Saúde

Jejum intermitente não é mais eficaz que dieta tradicional, aponta estudo

Análise de 22 ensaios clínicos com quase 2 mil participantes não encontrou diferenças significativas na perda de peso entre jejum e dieta tradicional.

O jejum intermitente tem se destacado como uma estratégia popular para emagrecimento, sendo frequentemente associado a benefícios metabólicos. No entanto, uma análise abrangente de 22 ensaios clínicos, envolvendo cerca de 2 mil adultos com sobrepeso ou obesidade, revelou que essa prática não é mais eficaz do que dietas tradicionais na perda de peso. A pesquisa foi publicada na Cochrane Library.

Comparação dos métodos

O estudo avaliou diferentes abordagens de jejum, incluindo a restrição de tempo ao longo do dia, jejum em dias específicos da semana, jejum em dias alternados e a dieta 5:2, que combina alimentação habitual por cinco dias com restrição calórica em dois dias não consecutivos. Apesar das variações nos métodos, a diferença média na perda de peso foi pequena e estatisticamente não significativa, com os adeptos do jejum perdendo apenas 300 gramas a mais em comparação aos grupos de controle.

Mecanismos fisiológicos e prática clínica

O endocrinologista Rafael Scarin, do Einstein Hospital Israelita em Goiânia, explica que o jejum intermitente pode promover alterações fisiológicas como aumento na mobilização de gordura e adaptação metabólica. No entanto, essas mudanças não se traduzem em vantagens clínicas significativas quando comparadas à restrição calórica e orientação dietética convencional.

Adequação individual e riscos potenciais

O sucesso do jejum intermitente, segundo Scarin, depende da capacidade do indivíduo de adaptar-se às regras de horários e sustentar esse padrão a longo prazo. Embora a revisão não tenha identificado riscos aumentados em comparação com dietas tradicionais, alguns efeitos adversos como fadiga, tontura e hipoglicemia foram relatados, especialmente em casos sem acompanhamento adequado. Pessoas com histórico de transtornos alimentares ou risco de desnutrição devem ter cautela ao adotar essa prática.

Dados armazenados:
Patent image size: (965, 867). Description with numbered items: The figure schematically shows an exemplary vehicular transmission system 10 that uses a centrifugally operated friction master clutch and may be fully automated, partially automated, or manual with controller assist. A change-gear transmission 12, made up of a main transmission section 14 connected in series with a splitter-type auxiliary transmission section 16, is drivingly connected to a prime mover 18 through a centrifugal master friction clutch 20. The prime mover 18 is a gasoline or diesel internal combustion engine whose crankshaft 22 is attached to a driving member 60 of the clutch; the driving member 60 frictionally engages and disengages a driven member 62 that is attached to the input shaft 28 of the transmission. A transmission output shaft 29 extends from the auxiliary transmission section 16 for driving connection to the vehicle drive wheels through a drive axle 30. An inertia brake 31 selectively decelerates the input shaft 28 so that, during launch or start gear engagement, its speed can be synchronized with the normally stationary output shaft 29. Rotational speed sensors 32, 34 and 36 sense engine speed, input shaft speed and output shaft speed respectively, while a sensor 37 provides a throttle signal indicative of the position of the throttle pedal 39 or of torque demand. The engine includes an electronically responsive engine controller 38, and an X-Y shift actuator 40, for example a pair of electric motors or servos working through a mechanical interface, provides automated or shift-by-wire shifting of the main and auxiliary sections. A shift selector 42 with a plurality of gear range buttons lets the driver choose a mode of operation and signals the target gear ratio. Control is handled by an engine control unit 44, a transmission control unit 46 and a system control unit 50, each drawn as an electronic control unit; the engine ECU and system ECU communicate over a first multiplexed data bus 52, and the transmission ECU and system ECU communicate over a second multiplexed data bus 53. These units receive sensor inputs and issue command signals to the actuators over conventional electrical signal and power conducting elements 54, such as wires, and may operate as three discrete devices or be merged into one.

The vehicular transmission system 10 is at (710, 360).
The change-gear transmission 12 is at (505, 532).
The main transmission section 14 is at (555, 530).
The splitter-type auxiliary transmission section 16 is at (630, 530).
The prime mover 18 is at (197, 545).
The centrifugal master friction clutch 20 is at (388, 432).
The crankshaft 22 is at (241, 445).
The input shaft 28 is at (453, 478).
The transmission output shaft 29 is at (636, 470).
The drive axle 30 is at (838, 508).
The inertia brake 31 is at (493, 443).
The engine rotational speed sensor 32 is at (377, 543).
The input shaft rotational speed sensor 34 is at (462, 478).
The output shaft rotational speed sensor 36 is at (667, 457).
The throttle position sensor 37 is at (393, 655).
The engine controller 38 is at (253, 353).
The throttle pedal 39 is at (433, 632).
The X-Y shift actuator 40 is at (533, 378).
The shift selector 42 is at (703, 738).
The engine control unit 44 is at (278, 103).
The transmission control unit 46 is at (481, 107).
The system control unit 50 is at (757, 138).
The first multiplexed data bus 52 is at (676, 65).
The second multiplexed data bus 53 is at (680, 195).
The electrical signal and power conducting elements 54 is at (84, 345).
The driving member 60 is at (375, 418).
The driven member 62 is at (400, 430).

Instruções:
[A] Segundo o trecho da página, em qual publicação a pesquisa sobre jejum intermitente saiu?
[B] Enumere todas as abordagens de jejum avaliadas pelo estudo conforme o trecho da página.
[C] Reescreva em forma de lista o parágrafo do trecho da página que começa com "O sucesso do jejum intermitente", mantendo os fatos principais.

Respostas por tarefa:
[A] Na Cochrane Library.

[B]
- Restrição de tempo ao longo do dia
- Jejum em dias específicos da semana
- Jejum em dias alternados
- Dieta 5:2

[C]
- Segundo Scarin, o sucesso do jejum intermitente depende de a pessoa se adaptar às regras de horários e manter esse padrão a longo prazo.
- A revisão não identificou riscos aumentados em relação às dietas tradicionais.
- Foram relatados efeitos adversos como fadiga, tontura e hipoglicemia, especialmente sem acompanhamento adequado.
- Pessoas com histórico de transtornos alimentares ou risco de desnutrição devem ter cautela ao adotar a prática.